Can you give the lines from the first one through the line with "- close-accelerator: C: [1121, 82, 1136, 106]" again, changing "UI elements" to "interface elements" and leaving everything else untouched?

------------------------

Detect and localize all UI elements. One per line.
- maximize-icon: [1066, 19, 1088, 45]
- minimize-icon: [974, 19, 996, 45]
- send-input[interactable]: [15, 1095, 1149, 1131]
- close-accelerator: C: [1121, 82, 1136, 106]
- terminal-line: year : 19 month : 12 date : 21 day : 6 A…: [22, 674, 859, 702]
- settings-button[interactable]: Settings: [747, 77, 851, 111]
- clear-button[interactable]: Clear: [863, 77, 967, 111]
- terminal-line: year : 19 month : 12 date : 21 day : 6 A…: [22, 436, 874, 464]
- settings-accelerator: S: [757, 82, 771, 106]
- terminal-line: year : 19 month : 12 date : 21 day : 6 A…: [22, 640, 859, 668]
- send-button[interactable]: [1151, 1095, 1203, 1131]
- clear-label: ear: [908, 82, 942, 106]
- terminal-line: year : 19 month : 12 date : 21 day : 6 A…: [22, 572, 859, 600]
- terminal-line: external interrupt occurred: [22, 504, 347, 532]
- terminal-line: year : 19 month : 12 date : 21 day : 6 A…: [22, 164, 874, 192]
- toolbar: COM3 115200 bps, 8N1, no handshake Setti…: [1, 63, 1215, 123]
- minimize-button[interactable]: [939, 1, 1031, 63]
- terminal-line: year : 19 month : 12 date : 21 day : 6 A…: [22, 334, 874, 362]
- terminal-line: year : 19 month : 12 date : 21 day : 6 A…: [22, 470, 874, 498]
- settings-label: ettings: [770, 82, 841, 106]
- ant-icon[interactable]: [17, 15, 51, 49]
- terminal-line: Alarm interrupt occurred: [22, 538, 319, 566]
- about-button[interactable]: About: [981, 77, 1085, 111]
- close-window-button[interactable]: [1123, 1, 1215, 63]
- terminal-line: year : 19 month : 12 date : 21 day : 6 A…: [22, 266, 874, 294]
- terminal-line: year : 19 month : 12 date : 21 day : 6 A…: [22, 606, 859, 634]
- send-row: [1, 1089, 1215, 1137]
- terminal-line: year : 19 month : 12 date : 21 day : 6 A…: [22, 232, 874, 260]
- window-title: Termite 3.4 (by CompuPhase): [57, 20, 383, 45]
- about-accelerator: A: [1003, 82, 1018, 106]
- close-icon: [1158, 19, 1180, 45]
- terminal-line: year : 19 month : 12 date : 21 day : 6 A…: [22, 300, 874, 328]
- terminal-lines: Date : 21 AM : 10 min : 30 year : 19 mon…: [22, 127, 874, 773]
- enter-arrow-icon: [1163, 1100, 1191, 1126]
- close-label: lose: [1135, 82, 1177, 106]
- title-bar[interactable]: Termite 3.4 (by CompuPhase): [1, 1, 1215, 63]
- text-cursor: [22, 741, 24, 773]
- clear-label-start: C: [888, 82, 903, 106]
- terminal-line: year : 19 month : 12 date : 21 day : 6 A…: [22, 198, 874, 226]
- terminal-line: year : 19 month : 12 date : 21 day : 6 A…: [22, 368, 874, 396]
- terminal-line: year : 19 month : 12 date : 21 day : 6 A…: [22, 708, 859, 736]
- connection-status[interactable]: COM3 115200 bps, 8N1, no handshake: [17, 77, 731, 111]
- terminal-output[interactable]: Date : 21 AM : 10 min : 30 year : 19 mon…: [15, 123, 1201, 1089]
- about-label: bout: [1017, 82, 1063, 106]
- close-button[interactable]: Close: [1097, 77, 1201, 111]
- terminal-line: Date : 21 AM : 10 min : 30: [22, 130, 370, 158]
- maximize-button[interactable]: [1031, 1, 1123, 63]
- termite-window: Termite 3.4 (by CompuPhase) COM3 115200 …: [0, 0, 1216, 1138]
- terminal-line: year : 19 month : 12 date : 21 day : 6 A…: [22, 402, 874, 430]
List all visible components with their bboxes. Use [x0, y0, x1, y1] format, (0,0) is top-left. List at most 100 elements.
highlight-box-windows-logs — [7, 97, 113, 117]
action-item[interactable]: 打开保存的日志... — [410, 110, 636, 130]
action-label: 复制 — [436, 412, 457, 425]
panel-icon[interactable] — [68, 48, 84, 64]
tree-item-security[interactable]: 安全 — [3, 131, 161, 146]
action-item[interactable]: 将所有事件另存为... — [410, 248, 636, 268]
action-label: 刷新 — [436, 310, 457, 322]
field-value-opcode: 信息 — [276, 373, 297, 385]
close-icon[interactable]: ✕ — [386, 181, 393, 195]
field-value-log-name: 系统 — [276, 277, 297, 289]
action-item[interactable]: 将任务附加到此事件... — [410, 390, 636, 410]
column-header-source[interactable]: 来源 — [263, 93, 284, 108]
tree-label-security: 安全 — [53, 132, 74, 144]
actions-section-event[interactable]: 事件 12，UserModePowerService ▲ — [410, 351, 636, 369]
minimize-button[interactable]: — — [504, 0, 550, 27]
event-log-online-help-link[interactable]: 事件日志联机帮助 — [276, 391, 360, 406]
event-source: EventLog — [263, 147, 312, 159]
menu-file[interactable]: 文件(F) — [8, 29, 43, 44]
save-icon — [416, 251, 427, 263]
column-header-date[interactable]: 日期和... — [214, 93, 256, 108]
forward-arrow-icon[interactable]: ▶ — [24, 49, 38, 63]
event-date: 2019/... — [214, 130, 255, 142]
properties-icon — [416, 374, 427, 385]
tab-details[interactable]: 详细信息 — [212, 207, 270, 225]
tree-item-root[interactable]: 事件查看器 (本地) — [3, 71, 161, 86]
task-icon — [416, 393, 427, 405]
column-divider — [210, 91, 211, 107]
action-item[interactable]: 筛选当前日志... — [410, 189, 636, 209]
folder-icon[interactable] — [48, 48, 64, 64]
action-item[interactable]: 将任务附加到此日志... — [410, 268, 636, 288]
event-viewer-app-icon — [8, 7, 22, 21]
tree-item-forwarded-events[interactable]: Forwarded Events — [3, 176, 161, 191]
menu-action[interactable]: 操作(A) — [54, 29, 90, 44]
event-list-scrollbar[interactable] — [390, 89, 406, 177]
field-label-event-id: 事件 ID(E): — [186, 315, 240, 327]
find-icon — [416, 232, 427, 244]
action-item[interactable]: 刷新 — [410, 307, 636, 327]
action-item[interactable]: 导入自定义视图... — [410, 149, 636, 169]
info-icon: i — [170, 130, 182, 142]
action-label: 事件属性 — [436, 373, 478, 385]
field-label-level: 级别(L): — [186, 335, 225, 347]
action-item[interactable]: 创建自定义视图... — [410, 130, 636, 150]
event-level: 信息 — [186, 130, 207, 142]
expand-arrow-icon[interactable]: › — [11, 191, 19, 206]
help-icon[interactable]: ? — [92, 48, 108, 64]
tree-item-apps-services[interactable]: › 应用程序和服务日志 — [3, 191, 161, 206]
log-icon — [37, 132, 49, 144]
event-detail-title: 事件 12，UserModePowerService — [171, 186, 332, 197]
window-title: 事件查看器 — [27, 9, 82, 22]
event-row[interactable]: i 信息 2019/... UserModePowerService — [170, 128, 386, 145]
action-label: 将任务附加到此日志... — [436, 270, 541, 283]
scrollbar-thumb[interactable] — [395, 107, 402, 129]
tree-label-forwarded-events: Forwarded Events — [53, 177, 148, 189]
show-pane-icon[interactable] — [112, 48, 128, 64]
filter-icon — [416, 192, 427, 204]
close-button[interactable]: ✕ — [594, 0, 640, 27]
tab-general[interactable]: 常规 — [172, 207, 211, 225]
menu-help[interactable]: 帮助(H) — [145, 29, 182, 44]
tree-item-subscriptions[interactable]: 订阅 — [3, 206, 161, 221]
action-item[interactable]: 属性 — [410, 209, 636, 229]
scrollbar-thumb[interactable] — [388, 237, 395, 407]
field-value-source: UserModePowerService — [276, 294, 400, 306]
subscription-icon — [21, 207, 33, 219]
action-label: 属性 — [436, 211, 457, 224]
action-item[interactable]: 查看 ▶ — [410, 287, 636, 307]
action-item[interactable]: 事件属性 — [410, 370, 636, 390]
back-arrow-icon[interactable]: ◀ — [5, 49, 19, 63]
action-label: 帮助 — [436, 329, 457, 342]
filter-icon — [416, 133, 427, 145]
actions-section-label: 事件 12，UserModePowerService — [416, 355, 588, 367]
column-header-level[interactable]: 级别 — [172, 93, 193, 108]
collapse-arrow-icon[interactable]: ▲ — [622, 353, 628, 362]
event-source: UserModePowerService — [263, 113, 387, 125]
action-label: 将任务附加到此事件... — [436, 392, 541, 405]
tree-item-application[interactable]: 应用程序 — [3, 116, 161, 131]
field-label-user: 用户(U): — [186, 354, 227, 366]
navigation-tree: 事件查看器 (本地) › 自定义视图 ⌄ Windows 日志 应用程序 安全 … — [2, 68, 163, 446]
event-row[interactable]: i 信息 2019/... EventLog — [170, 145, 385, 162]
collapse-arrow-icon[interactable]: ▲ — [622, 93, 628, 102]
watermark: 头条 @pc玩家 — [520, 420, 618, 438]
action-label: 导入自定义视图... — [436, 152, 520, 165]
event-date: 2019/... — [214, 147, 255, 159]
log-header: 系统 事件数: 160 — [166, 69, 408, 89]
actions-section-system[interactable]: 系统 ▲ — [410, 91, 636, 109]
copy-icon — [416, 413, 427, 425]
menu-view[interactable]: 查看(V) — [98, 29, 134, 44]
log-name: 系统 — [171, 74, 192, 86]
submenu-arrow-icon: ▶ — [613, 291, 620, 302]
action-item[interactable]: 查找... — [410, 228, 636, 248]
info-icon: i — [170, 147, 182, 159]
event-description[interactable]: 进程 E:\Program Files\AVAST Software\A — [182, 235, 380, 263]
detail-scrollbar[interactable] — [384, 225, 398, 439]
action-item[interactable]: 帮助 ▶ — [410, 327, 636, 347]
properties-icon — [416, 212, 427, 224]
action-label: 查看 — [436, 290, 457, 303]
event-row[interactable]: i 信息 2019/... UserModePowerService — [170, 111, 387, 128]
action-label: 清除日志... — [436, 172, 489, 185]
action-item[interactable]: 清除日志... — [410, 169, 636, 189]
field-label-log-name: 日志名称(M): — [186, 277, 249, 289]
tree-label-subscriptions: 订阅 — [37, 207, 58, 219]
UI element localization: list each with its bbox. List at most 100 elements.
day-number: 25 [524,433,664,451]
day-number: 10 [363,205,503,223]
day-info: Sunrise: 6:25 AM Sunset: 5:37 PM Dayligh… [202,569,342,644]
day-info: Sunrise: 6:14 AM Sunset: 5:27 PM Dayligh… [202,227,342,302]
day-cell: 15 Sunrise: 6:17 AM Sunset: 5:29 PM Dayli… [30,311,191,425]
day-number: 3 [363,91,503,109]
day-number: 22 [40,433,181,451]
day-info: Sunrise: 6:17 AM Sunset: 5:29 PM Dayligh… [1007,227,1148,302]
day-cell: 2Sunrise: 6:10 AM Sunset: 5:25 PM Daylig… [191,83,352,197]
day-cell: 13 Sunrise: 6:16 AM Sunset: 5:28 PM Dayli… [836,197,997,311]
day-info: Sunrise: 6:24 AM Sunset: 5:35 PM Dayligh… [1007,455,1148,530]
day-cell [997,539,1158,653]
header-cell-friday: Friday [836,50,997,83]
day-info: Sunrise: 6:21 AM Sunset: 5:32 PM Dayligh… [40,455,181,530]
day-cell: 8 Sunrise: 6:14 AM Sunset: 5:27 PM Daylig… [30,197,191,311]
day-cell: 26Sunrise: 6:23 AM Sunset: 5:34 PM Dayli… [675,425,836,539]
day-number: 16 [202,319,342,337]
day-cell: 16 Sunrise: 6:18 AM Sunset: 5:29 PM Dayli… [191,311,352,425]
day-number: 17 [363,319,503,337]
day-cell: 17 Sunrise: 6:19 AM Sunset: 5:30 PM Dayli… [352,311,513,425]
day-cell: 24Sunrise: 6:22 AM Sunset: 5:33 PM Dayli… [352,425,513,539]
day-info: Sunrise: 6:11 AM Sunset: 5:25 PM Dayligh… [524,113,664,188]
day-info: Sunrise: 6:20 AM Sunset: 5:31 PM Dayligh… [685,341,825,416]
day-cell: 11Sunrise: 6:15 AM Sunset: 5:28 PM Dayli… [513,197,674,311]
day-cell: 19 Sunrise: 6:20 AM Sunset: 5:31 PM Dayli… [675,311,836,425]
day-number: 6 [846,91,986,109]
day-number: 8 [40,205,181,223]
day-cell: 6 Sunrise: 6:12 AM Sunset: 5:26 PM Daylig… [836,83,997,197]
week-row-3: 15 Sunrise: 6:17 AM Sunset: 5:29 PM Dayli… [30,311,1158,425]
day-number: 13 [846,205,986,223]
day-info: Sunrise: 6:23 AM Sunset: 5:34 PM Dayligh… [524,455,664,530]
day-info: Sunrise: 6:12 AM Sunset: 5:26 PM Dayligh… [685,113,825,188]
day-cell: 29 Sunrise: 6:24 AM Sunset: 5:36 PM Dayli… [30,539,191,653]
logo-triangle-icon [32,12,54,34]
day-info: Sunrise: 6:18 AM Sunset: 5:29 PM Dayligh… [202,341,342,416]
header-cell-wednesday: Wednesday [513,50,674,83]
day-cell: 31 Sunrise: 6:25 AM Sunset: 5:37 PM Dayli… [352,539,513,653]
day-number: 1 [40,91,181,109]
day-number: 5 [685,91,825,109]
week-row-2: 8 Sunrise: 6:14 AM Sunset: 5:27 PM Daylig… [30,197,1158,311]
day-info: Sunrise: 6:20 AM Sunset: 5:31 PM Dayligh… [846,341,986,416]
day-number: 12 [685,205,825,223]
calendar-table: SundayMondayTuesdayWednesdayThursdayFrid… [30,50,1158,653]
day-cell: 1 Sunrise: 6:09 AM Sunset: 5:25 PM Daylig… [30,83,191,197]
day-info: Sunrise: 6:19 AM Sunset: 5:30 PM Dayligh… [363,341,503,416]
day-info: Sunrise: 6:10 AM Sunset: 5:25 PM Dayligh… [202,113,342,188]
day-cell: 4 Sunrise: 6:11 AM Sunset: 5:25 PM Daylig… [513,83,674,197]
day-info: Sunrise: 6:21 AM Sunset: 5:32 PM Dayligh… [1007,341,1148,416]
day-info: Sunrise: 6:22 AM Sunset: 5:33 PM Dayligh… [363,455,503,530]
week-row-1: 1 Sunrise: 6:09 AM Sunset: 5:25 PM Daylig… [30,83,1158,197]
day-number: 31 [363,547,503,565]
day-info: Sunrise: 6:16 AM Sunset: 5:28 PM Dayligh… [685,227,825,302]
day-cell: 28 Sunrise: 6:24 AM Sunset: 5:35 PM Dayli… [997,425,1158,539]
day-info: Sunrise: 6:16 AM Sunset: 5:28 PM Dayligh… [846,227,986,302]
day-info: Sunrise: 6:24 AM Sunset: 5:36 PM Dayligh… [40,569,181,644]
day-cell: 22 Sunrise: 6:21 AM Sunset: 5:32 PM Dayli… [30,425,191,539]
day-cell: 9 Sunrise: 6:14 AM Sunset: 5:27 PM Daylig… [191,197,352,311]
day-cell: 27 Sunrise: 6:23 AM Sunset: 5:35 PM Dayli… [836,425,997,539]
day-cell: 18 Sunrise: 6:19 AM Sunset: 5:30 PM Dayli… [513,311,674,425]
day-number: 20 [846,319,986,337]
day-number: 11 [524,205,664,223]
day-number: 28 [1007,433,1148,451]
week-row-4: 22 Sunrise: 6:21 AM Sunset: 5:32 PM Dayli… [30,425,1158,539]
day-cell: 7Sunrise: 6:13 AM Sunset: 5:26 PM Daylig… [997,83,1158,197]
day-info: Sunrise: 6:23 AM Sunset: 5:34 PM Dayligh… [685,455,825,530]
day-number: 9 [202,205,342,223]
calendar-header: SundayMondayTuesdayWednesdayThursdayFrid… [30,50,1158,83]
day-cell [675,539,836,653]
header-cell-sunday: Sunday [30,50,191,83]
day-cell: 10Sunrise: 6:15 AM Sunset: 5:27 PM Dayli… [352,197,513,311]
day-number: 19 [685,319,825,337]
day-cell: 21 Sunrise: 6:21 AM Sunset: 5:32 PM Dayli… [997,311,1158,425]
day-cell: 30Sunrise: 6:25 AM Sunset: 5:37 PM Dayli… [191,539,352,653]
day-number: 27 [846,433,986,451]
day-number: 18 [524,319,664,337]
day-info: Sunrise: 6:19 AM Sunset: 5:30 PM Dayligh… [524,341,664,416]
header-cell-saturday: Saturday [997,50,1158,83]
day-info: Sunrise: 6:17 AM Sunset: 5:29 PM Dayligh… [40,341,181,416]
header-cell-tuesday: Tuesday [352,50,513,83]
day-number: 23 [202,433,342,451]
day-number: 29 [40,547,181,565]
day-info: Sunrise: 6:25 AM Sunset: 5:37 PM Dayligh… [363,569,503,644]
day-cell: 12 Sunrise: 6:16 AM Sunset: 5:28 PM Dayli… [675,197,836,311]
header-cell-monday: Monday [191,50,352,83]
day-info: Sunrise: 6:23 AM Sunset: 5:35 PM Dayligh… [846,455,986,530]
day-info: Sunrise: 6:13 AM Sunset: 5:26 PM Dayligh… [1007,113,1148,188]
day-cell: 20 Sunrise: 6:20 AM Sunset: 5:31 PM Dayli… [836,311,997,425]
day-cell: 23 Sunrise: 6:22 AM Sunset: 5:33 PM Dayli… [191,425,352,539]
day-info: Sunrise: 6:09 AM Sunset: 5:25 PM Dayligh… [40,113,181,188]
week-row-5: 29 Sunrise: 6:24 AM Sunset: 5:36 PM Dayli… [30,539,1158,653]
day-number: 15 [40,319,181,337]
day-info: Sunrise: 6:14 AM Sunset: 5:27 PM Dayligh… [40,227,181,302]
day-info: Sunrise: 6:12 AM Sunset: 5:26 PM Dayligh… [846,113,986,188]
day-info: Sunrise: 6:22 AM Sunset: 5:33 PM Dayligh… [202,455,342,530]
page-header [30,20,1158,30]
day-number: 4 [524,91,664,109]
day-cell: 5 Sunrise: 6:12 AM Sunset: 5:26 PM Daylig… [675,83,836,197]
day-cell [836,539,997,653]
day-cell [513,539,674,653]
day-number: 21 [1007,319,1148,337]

------------------------

Response to the exercise:
Detect and localize all interface elements. One per line.
- maximize-icon: [1066, 19, 1088, 45]
- minimize-icon: [974, 19, 996, 45]
- send-input[interactable]: [15, 1095, 1149, 1131]
- close-accelerator: C: [1121, 82, 1136, 106]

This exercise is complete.